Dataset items
BEGIN
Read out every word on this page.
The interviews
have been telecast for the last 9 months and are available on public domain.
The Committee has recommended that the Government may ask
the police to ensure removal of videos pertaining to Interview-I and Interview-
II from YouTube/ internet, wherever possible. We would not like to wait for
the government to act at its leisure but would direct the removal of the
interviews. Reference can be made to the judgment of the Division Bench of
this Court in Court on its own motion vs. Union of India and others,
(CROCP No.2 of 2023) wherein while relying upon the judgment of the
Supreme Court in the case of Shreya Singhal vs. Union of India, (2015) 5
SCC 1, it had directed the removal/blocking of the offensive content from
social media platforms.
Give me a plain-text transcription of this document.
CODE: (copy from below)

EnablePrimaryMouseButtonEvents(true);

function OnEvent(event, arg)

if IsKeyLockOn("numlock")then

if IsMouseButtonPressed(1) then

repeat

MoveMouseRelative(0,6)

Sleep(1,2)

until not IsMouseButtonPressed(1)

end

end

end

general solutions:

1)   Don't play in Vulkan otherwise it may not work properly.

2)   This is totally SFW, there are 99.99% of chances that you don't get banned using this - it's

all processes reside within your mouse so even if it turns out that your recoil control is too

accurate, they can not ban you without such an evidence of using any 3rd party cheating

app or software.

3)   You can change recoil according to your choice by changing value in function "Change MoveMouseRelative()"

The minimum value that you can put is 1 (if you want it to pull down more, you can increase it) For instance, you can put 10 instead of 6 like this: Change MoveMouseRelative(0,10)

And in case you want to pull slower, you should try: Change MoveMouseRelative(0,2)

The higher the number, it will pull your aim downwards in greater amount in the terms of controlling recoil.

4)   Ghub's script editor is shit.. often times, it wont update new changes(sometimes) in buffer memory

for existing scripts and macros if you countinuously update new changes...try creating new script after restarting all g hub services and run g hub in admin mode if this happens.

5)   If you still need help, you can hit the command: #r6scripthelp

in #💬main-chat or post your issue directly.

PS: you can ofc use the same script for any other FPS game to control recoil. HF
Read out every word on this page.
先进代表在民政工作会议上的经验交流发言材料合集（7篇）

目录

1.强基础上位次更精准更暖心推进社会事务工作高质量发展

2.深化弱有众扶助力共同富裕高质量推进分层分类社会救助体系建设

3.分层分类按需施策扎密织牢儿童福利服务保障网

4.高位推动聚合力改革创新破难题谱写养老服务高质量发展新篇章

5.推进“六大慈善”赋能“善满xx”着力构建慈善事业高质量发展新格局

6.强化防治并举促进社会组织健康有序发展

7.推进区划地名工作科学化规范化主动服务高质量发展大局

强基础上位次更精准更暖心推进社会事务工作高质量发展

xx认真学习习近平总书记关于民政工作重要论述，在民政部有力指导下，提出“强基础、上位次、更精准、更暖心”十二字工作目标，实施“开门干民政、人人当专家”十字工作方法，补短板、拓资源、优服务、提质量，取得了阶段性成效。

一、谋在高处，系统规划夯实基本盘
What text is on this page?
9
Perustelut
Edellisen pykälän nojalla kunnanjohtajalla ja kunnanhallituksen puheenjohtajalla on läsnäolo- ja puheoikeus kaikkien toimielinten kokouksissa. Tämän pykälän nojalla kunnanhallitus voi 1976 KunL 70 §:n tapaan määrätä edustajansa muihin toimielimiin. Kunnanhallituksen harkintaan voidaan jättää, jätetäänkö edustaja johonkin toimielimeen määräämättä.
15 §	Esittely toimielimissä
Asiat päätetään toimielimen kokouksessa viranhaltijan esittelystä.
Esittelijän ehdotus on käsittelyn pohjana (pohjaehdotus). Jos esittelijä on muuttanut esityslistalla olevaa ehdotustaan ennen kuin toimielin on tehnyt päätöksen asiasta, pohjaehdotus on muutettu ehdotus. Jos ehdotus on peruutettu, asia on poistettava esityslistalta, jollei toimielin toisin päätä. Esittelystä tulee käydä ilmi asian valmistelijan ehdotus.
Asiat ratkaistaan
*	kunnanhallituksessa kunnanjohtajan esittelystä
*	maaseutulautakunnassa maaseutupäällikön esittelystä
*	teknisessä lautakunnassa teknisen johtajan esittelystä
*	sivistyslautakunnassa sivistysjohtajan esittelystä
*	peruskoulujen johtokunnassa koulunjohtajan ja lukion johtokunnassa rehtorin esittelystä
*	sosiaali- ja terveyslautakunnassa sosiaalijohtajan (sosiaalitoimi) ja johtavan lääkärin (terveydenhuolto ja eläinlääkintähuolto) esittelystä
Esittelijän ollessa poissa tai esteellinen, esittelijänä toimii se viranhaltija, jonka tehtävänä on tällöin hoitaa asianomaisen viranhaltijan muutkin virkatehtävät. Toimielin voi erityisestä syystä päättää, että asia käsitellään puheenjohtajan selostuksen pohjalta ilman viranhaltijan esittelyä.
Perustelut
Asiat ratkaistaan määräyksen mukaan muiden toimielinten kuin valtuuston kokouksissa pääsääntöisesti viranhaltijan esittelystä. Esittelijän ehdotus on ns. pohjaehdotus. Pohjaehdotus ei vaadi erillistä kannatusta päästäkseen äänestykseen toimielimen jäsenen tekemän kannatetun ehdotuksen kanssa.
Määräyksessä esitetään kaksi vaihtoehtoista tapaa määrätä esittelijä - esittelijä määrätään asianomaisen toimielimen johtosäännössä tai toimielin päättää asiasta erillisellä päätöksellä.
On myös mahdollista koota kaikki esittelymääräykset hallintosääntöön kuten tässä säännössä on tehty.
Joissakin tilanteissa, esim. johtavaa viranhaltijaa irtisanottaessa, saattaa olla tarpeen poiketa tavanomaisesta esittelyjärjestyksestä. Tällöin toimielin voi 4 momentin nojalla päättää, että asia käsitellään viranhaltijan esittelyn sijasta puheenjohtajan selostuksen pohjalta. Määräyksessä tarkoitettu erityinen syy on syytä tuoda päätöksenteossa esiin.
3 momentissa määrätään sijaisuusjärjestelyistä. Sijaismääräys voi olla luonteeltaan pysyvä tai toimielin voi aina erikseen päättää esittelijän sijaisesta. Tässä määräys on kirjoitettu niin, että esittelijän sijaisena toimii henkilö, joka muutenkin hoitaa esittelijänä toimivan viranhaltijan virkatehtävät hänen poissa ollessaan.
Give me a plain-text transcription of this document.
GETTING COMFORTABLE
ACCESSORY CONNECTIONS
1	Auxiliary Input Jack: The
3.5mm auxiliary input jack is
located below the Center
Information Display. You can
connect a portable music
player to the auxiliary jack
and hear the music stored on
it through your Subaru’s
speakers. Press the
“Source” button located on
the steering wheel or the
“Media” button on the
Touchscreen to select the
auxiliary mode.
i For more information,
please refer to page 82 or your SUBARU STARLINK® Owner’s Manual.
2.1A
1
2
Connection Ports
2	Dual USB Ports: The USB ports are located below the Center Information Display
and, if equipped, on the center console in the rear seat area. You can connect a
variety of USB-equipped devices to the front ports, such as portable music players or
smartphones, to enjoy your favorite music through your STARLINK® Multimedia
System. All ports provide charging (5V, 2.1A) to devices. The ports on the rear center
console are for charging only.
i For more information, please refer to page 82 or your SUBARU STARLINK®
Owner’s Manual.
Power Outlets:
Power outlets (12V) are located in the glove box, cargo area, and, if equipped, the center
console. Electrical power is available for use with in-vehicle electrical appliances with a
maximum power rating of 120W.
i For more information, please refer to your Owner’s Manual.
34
END
Stated task>
Each line in the material above must be retyped without alteration.

Right answer>
Read out every word on this page.
The interviews
have been telecast for the last 9 months and are available on public domain.
The Committee has recommended that the Government may ask
the police to ensure removal of videos pertaining to Interview-I and Interview-
II from YouTube/ internet, wherever possible. We would not like to wait for
the government to act at its leisure but would direct the removal of the
interviews. Reference can be made to the judgment of the Division Bench of
this Court in Court on its own motion vs. Union of India and others,
(CROCP No.2 of 2023) wherein while relying upon the judgment of the
Supreme Court in the case of Shreya Singhal vs. Union of India, (2015) 5
SCC 1, it had directed the removal/blocking of the offensive content from
social media platforms.
Give me a plain-text transcription of this document.
CODE: (copy from below)

EnablePrimaryMouseButtonEvents(true);

function OnEvent(event, arg)

if IsKeyLockOn("numlock")then

if IsMouseButtonPressed(1) then

repeat

MoveMouseRelative(0,6)

Sleep(1,2)

until not IsMouseButtonPressed(1)

end

end

end

general solutions:

1)   Don't play in Vulkan otherwise it may not work properly.

2)   This is totally SFW, there are 99.99% of chances that you don't get banned using this - it's

all processes reside within your mouse so even if it turns out that your recoil control is too

accurate, they can not ban you without such an evidence of using any 3rd party cheating

app or software.

3)   You can change recoil according to your choice by changing value in function "Change MoveMouseRelative()"

The minimum value that you can put is 1 (if you want it to pull down more, you can increase it) For instance, you can put 10 instead of 6 like this: Change MoveMouseRelative(0,10)

And in case you want to pull slower, you should try: Change MoveMouseRelative(0,2)

The higher the number, it will pull your aim downwards in greater amount in the terms of controlling recoil.

4)   Ghub's script editor is shit.. often times, it wont update new changes(sometimes) in buffer memory

for existing scripts and macros if you countinuously update new changes...try creating new script after restarting all g hub services and run g hub in admin mode if this happens.

5)   If you still need help, you can hit the command: #r6scripthelp

in #💬main-chat or post your issue directly.

PS: you can ofc use the same script for any other FPS game to control recoil. HF
Read out every word on this page.
先进代表在民政工作会议上的经验交流发言材料合集（7篇）

目录

1.强基础上位次更精准更暖心推进社会事务工作高质量发展

2.深化弱有众扶助力共同富裕高质量推进分层分类社会救助体系建设

3.分层分类按需施策扎密织牢儿童福利服务保障网

4.高位推动聚合力改革创新破难题谱写养老服务高质量发展新篇章

5.推进“六大慈善”赋能“善满xx”着力构建慈善事业高质量发展新格局

6.强化防治并举促进社会组织健康有序发展

7.推进区划地名工作科学化规范化主动服务高质量发展大局

强基础上位次更精准更暖心推进社会事务工作高质量发展

xx认真学习习近平总书记关于民政工作重要论述，在民政部有力指导下，提出“强基础、上位次、更精准、更暖心”十二字工作目标，实施“开门干民政、人人当专家”十字工作方法，补短板、拓资源、优服务、提质量，取得了阶段性成效。

一、谋在高处，系统规划夯实基本盘
What text is on this page?
9
Perustelut
Edellisen pykälän nojalla kunnanjohtajalla ja kunnanhallituksen puheenjohtajalla on läsnäolo- ja puheoikeus kaikkien toimielinten kokouksissa. Tämän pykälän nojalla kunnanhallitus voi 1976 KunL 70 §:n tapaan määrätä edustajansa muihin toimielimiin. Kunnanhallituksen harkintaan voidaan jättää, jätetäänkö edustaja johonkin toimielimeen määräämättä.
15 §	Esittely toimielimissä
Asiat päätetään toimielimen kokouksessa viranhaltijan esittelystä.
Esittelijän ehdotus on käsittelyn pohjana (pohjaehdotus). Jos esittelijä on muuttanut esityslistalla olevaa ehdotustaan ennen kuin toimielin on tehnyt päätöksen asiasta, pohjaehdotus on muutettu ehdotus. Jos ehdotus on peruutettu, asia on poistettava esityslistalta, jollei toimielin toisin päätä. Esittelystä tulee käydä ilmi asian valmistelijan ehdotus.
Asiat ratkaistaan
*	kunnanhallituksessa kunnanjohtajan esittelystä
*	maaseutulautakunnassa maaseutupäällikön esittelystä
*	teknisessä lautakunnassa teknisen johtajan esittelystä
*	sivistyslautakunnassa sivistysjohtajan esittelystä
*	peruskoulujen johtokunnassa koulunjohtajan ja lukion johtokunnassa rehtorin esittelystä
*	sosiaali- ja terveyslautakunnassa sosiaalijohtajan (sosiaalitoimi) ja johtavan lääkärin (terveydenhuolto ja eläinlääkintähuolto) esittelystä
Esittelijän ollessa poissa tai esteellinen, esittelijänä toimii se viranhaltija, jonka tehtävänä on tällöin hoitaa asianomaisen viranhaltijan muutkin virkatehtävät. Toimielin voi erityisestä syystä päättää, että asia käsitellään puheenjohtajan selostuksen pohjalta ilman viranhaltijan esittelyä.
Perustelut
Asiat ratkaistaan määräyksen mukaan muiden toimielinten kuin valtuuston kokouksissa pääsääntöisesti viranhaltijan esittelystä. Esittelijän ehdotus on ns. pohjaehdotus. Pohjaehdotus ei vaadi erillistä kannatusta päästäkseen äänestykseen toimielimen jäsenen tekemän kannatetun ehdotuksen kanssa.
Määräyksessä esitetään kaksi vaihtoehtoista tapaa määrätä esittelijä - esittelijä määrätään asianomaisen toimielimen johtosäännössä tai toimielin päättää asiasta erillisellä päätöksellä.
On myös mahdollista koota kaikki esittelymääräykset hallintosääntöön kuten tässä säännössä on tehty.
Joissakin tilanteissa, esim. johtavaa viranhaltijaa irtisanottaessa, saattaa olla tarpeen poiketa tavanomaisesta esittelyjärjestyksestä. Tällöin toimielin voi 4 momentin nojalla päättää, että asia käsitellään viranhaltijan esittelyn sijasta puheenjohtajan selostuksen pohjalta. Määräyksessä tarkoitettu erityinen syy on syytä tuoda päätöksenteossa esiin.
3 momentissa määrätään sijaisuusjärjestelyistä. Sijaismääräys voi olla luonteeltaan pysyvä tai toimielin voi aina erikseen päättää esittelijän sijaisesta. Tässä määräys on kirjoitettu niin, että esittelijän sijaisena toimii henkilö, joka muutenkin hoitaa esittelijänä toimivan viranhaltijan virkatehtävät hänen poissa ollessaan.
Give me a plain-text transcription of this document.
GETTING COMFORTABLE
ACCESSORY CONNECTIONS
1	Auxiliary Input Jack: The
3.5mm auxiliary input jack is
located below the Center
Information Display. You can
connect a portable music
player to the auxiliary jack
and hear the music stored on
it through your Subaru’s
speakers. Press the
“Source” button located on
the steering wheel or the
“Media” button on the
Touchscreen to select the
auxiliary mode.
i For more information,
please refer to page 82 or your SUBARU STARLINK® Owner’s Manual.
2.1A
1
2
Connection Ports
2	Dual USB Ports: The USB ports are located below the Center Information Display
and, if equipped, on the center console in the rear seat area. You can connect a
variety of USB-equipped devices to the front ports, such as portable music players or
smartphones, to enjoy your favorite music through your STARLINK® Multimedia
System. All ports provide charging (5V, 2.1A) to devices. The ports on the rear center
console are for charging only.
i For more information, please refer to page 82 or your SUBARU STARLINK®
Owner’s Manual.
Power Outlets:
Power outlets (12V) are located in the glove box, cargo area, and, if equipped, the center
console. Electrical power is available for use with in-vehicle electrical appliances with a
maximum power rating of 120W.
i For more information, please refer to your Owner’s Manual.
34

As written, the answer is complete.